● To do
Omit the images. Copy each entry word for word.

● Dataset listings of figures
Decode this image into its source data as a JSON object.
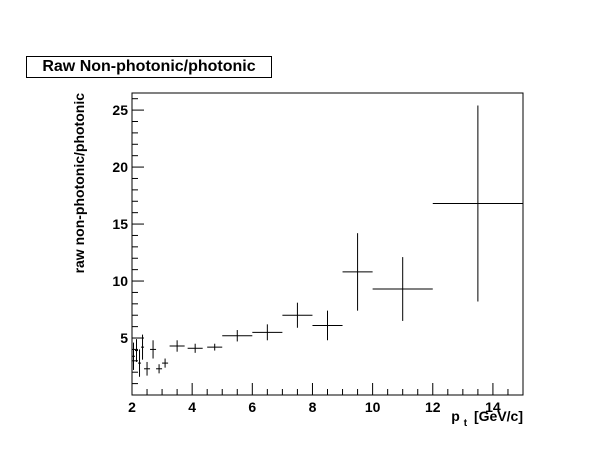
{
  "chart_data": {
    "type": "scatter",
    "title": "Raw Non-photonic/photonic",
    "ylabel": "raw non-photonic/photonic",
    "xlabel_main": "p",
    "xlabel_sub": "t",
    "xlabel_unit": "[GeV/c]",
    "xlim": [
      2,
      15
    ],
    "ylim": [
      0,
      26.5
    ],
    "x_ticks": [
      2,
      4,
      6,
      8,
      10,
      12,
      14
    ],
    "y_ticks": [
      5,
      10,
      15,
      20,
      25
    ],
    "grid": false,
    "series": [
      {
        "points": [
          {
            "x": 2.05,
            "y": 3.4,
            "xerr": 0.05,
            "yerr": 1.2
          },
          {
            "x": 2.15,
            "y": 3.9,
            "xerr": 0.05,
            "yerr": 1.0
          },
          {
            "x": 2.25,
            "y": 2.8,
            "xerr": 0.05,
            "yerr": 1.2
          },
          {
            "x": 2.35,
            "y": 4.2,
            "xerr": 0.05,
            "yerr": 1.1
          },
          {
            "x": 2.5,
            "y": 2.3,
            "xerr": 0.1,
            "yerr": 0.6
          },
          {
            "x": 2.7,
            "y": 4.0,
            "xerr": 0.1,
            "yerr": 0.8
          },
          {
            "x": 2.9,
            "y": 2.3,
            "xerr": 0.1,
            "yerr": 0.4
          },
          {
            "x": 3.1,
            "y": 2.8,
            "xerr": 0.1,
            "yerr": 0.4
          },
          {
            "x": 3.5,
            "y": 4.3,
            "xerr": 0.25,
            "yerr": 0.5
          },
          {
            "x": 4.1,
            "y": 4.1,
            "xerr": 0.25,
            "yerr": 0.4
          },
          {
            "x": 4.75,
            "y": 4.2,
            "xerr": 0.25,
            "yerr": 0.3
          },
          {
            "x": 5.5,
            "y": 5.2,
            "xerr": 0.5,
            "yerr": 0.5
          },
          {
            "x": 6.5,
            "y": 5.5,
            "xerr": 0.5,
            "yerr": 0.7
          },
          {
            "x": 7.5,
            "y": 7.0,
            "xerr": 0.5,
            "yerr": 1.1
          },
          {
            "x": 8.5,
            "y": 6.1,
            "xerr": 0.5,
            "yerr": 1.3
          },
          {
            "x": 9.5,
            "y": 10.8,
            "xerr": 0.5,
            "yerr": 3.4
          },
          {
            "x": 11.0,
            "y": 9.3,
            "xerr": 1.0,
            "yerr": 2.8
          },
          {
            "x": 13.5,
            "y": 16.8,
            "xerr": 1.5,
            "yerr": 8.6
          }
        ]
      }
    ]
  }
}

● Solution for this problem
Decode this image into its source data as a JSON object.
{
  "chart_data": {
    "type": "scatter",
    "title": "Raw Non-photonic/photonic",
    "ylabel": "raw non-photonic/photonic",
    "xlabel_main": "p",
    "xlabel_sub": "t",
    "xlabel_unit": "[GeV/c]",
    "xlim": [
      2,
      15
    ],
    "ylim": [
      0,
      26.5
    ],
    "x_ticks": [
      2,
      4,
      6,
      8,
      10,
      12,
      14
    ],
    "y_ticks": [
      5,
      10,
      15,
      20,
      25
    ],
    "grid": false,
    "series": [
      {
        "points": [
          {
            "x": 2.05,
            "y": 3.4,
            "xerr": 0.05,
            "yerr": 1.2
          },
          {
            "x": 2.15,
            "y": 3.9,
            "xerr": 0.05,
            "yerr": 1.0
          },
          {
            "x": 2.25,
            "y": 2.8,
            "xerr": 0.05,
            "yerr": 1.2
          },
          {
            "x": 2.35,
            "y": 4.2,
            "xerr": 0.05,
            "yerr": 1.1
          },
          {
            "x": 2.5,
            "y": 2.3,
            "xerr": 0.1,
            "yerr": 0.6
          },
          {
            "x": 2.7,
            "y": 4.0,
            "xerr": 0.1,
            "yerr": 0.8
          },
          {
            "x": 2.9,
            "y": 2.3,
            "xerr": 0.1,
            "yerr": 0.4
          },
          {
            "x": 3.1,
            "y": 2.8,
            "xerr": 0.1,
            "yerr": 0.4
          },
          {
            "x": 3.5,
            "y": 4.3,
            "xerr": 0.25,
            "yerr": 0.5
          },
          {
            "x": 4.1,
            "y": 4.1,
            "xerr": 0.25,
            "yerr": 0.4
          },
          {
            "x": 4.75,
            "y": 4.2,
            "xerr": 0.25,
            "yerr": 0.3
          },
          {
            "x": 5.5,
            "y": 5.2,
            "xerr": 0.5,
            "yerr": 0.5
          },
          {
            "x": 6.5,
            "y": 5.5,
            "xerr": 0.5,
            "yerr": 0.7
          },
          {
            "x": 7.5,
            "y": 7.0,
            "xerr": 0.5,
            "yerr": 1.1
          },
          {
            "x": 8.5,
            "y": 6.1,
            "xerr": 0.5,
            "yerr": 1.3
          },
          {
            "x": 9.5,
            "y": 10.8,
            "xerr": 0.5,
            "yerr": 3.4
          },
          {
            "x": 11.0,
            "y": 9.3,
            "xerr": 1.0,
            "yerr": 2.8
          },
          {
            "x": 13.5,
            "y": 16.8,
            "xerr": 1.5,
            "yerr": 8.6
          }
        ]
      }
    ]
  }
}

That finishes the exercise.